Teks yang Diberikan
....................

Manokwari — Kebijakan pemerintah pusat terhadap Papua kembali menjadi sorotan publik seiring isu keamanan, pemekaran wilayah, hingga evaluasi pelaksanaan Otonomi Khusus. Direktur Eksekutif YLBH Sisar Matiti, Yohanes Akwan S.H., M.A.P, menilai bahwa pola kebijakan negara terhadap Papua telah berubah dari masa ke masa, namun tetap mengusung satu tujuan utama: integrasi nasional dan kesejahteraan masyarakat Papua.
Dalam penjelasannya di Manokwari, Akwan menyebut perjalanan kebijakan itu sudah berlangsung sejak era Presiden pertama Indonesia, Ir. Soekarno, hingga pemerintahan Presiden Prabowo Subianto saat ini.
“Kalau kita melihat sejarahnya secara utuh, setiap presiden memiliki pendekatan berbeda dalam membangun Papua. Tapi garis merahnya tetap sama, yaitu menjaga Papua dalam bingkai NKRI dan meningkatkan kesejahteraan masyarakat,” kata Akwan, Kamis (20/11/2025).
Era Soekarno: Integrasi dan Pengakuan Kekhususan
Akwan menjelaskan bahwa era Soekarno menjadi titik awal integrasi Papua melalui Tri Komando Rakyat (Trikora) tahun 1961. Pada masa itu, pemerintah pusat juga menerapkan kebijakan ekonomi khusus bagi Irian Barat, termasuk penggunaan mata uang sendiri, Rupiah Irian Barat. Menurut Akwan, hal ini menunjukkan bahwa konsep kekhususan Papua sebenarnya sudah muncul jauh sebelum lahirnya Otonomi Khusus.

....................

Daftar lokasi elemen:
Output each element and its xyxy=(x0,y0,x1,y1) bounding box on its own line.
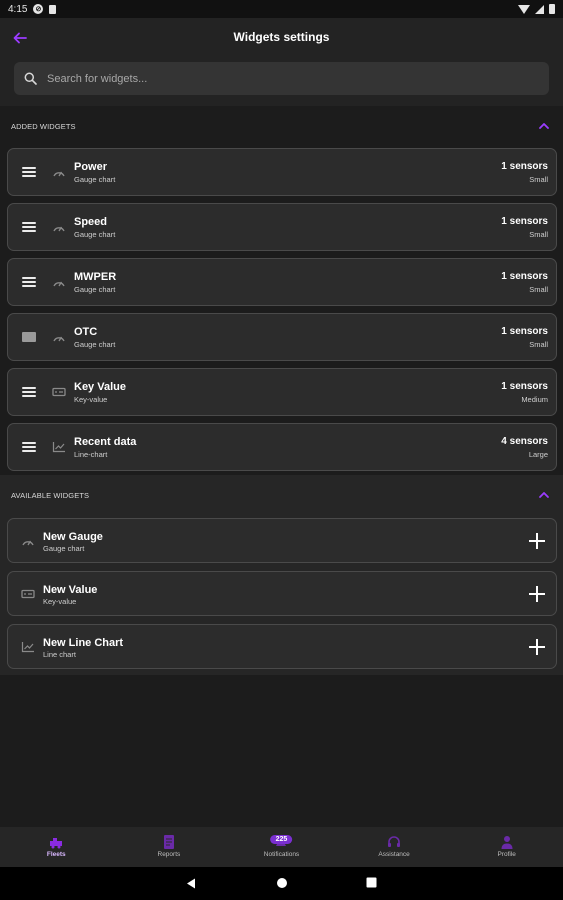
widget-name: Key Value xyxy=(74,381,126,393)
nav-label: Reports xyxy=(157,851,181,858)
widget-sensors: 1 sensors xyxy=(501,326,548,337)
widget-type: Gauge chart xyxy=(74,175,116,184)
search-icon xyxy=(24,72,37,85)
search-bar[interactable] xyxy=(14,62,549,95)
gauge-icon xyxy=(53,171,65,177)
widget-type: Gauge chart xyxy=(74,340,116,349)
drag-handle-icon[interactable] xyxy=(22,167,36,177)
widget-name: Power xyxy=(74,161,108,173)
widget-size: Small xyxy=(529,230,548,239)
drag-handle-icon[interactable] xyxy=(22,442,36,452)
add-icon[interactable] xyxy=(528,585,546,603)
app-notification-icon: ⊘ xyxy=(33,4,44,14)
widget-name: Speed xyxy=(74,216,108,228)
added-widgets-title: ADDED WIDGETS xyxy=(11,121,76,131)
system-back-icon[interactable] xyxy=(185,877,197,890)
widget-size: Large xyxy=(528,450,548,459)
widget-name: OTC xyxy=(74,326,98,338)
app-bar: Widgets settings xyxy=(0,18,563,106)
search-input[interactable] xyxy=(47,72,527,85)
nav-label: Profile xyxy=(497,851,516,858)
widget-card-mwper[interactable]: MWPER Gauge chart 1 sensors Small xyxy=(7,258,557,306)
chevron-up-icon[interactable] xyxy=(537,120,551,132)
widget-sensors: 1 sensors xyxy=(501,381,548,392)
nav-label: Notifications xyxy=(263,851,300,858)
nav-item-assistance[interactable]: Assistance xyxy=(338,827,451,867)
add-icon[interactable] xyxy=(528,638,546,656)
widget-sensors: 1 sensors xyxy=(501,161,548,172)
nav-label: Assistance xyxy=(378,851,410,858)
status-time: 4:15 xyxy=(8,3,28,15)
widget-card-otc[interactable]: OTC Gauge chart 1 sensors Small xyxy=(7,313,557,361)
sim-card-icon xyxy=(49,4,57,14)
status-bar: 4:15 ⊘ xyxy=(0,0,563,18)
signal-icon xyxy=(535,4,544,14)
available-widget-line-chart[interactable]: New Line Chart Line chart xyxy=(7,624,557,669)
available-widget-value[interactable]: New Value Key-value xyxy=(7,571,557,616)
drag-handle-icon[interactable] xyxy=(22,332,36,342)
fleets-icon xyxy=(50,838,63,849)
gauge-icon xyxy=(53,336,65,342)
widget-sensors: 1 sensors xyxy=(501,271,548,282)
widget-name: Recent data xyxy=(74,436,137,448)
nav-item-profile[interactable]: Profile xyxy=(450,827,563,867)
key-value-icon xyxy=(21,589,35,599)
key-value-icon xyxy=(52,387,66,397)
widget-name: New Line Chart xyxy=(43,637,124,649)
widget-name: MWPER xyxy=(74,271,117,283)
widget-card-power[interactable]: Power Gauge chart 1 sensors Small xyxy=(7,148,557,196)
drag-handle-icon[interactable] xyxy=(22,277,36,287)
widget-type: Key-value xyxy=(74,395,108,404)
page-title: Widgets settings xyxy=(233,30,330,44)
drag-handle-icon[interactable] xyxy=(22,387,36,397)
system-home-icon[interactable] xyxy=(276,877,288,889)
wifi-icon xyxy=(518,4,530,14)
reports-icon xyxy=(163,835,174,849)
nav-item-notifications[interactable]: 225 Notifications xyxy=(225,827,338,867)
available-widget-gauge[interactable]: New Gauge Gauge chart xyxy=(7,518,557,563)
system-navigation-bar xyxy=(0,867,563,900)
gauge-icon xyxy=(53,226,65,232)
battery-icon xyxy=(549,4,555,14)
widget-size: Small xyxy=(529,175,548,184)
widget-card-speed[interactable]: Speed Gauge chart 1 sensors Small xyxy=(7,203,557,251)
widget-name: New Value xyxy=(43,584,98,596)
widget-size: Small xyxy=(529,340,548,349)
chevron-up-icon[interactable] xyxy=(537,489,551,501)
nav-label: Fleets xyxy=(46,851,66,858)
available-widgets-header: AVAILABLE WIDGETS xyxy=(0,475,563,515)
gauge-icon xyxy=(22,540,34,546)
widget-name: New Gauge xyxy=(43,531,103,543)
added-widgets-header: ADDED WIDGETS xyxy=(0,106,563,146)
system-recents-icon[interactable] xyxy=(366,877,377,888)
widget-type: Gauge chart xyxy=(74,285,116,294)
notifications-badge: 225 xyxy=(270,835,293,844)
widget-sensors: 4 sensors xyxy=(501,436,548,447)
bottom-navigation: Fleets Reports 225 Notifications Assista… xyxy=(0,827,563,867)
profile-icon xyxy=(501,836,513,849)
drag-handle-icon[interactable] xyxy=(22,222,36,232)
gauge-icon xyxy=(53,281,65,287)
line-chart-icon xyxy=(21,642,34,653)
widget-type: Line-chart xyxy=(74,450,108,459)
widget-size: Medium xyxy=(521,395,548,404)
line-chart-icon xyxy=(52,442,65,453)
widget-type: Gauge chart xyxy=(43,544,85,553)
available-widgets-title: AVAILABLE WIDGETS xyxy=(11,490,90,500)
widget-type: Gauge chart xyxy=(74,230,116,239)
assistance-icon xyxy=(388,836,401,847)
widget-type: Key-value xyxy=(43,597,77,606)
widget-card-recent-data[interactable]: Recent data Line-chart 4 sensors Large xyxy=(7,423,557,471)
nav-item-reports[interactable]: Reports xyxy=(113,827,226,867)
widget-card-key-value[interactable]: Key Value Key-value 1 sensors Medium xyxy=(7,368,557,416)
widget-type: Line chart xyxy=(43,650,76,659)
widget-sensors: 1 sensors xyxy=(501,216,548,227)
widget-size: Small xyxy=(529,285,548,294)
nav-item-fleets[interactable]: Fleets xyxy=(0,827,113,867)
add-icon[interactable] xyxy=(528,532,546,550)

....................

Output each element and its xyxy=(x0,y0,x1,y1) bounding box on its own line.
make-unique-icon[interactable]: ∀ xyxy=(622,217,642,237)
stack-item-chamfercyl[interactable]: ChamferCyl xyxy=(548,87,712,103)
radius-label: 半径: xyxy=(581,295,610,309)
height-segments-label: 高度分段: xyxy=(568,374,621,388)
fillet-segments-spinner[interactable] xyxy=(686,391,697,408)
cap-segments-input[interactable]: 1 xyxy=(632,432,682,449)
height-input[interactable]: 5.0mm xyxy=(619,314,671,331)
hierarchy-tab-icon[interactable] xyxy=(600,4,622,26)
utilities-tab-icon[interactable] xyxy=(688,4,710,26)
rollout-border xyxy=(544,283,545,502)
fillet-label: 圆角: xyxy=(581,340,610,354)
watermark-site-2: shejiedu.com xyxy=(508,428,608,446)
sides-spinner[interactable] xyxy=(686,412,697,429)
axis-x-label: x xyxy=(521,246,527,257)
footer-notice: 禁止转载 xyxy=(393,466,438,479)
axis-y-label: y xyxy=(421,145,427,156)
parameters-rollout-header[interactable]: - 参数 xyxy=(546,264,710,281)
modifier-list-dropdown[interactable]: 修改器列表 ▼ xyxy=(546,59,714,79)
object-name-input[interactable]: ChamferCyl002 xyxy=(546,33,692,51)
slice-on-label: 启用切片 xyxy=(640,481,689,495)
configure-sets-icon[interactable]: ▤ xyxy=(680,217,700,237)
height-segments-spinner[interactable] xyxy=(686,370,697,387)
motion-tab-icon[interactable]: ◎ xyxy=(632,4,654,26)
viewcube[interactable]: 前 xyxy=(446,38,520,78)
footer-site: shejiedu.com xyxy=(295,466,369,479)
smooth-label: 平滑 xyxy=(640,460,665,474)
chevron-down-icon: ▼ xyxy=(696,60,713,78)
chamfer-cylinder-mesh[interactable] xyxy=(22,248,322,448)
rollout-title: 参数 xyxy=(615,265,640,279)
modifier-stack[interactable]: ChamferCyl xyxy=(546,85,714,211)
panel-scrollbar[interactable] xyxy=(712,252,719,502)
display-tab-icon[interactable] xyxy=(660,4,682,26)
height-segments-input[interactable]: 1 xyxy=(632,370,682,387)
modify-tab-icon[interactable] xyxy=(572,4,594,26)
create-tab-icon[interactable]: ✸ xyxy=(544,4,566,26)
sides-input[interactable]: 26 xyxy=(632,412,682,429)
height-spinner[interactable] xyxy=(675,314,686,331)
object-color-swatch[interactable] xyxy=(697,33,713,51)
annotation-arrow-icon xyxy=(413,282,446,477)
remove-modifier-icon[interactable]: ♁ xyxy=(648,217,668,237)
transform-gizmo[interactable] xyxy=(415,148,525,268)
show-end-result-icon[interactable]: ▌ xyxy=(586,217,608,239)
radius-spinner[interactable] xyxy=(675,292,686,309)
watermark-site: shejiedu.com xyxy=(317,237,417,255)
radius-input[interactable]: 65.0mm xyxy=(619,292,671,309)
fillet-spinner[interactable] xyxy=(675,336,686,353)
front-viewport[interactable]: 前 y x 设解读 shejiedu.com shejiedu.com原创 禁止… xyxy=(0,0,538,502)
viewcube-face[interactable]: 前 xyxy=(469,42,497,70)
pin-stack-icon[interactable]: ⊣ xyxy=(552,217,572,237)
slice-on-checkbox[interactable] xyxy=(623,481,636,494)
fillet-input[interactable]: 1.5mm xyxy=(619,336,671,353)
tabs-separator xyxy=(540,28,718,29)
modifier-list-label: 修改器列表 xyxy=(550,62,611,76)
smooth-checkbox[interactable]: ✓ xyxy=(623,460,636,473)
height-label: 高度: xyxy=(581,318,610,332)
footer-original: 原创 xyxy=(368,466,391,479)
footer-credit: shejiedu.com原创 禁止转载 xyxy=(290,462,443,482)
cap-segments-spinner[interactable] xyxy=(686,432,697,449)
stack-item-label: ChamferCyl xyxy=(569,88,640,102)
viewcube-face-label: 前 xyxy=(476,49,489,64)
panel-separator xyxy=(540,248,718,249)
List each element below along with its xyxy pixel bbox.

....................

Ketentuan Latihan
Menurut teks tentang kebijakan pemerintah pusat terhadap Papua, mengapa Akwan menilai bahwa konsep kekhususan Papua sudah muncul jauh sebelum lahirnya Otonomi Khusus? Jelaskan dalam satu hingga tiga kalimat. Gunakan teks saja sebagai dasar pengerjaan.

Jawaban Tugas
Pada era Soekarno, pemerintah pusat telah menerapkan kebijakan ekonomi khusus bagi Irian Barat, termasuk penggunaan mata uang sendiri, yaitu Rupiah Irian Barat. Menurut Akwan, kebijakan tersebut menunjukkan bahwa konsep kekhususan Papua sudah muncul jauh sebelum Otonomi Khusus lahir.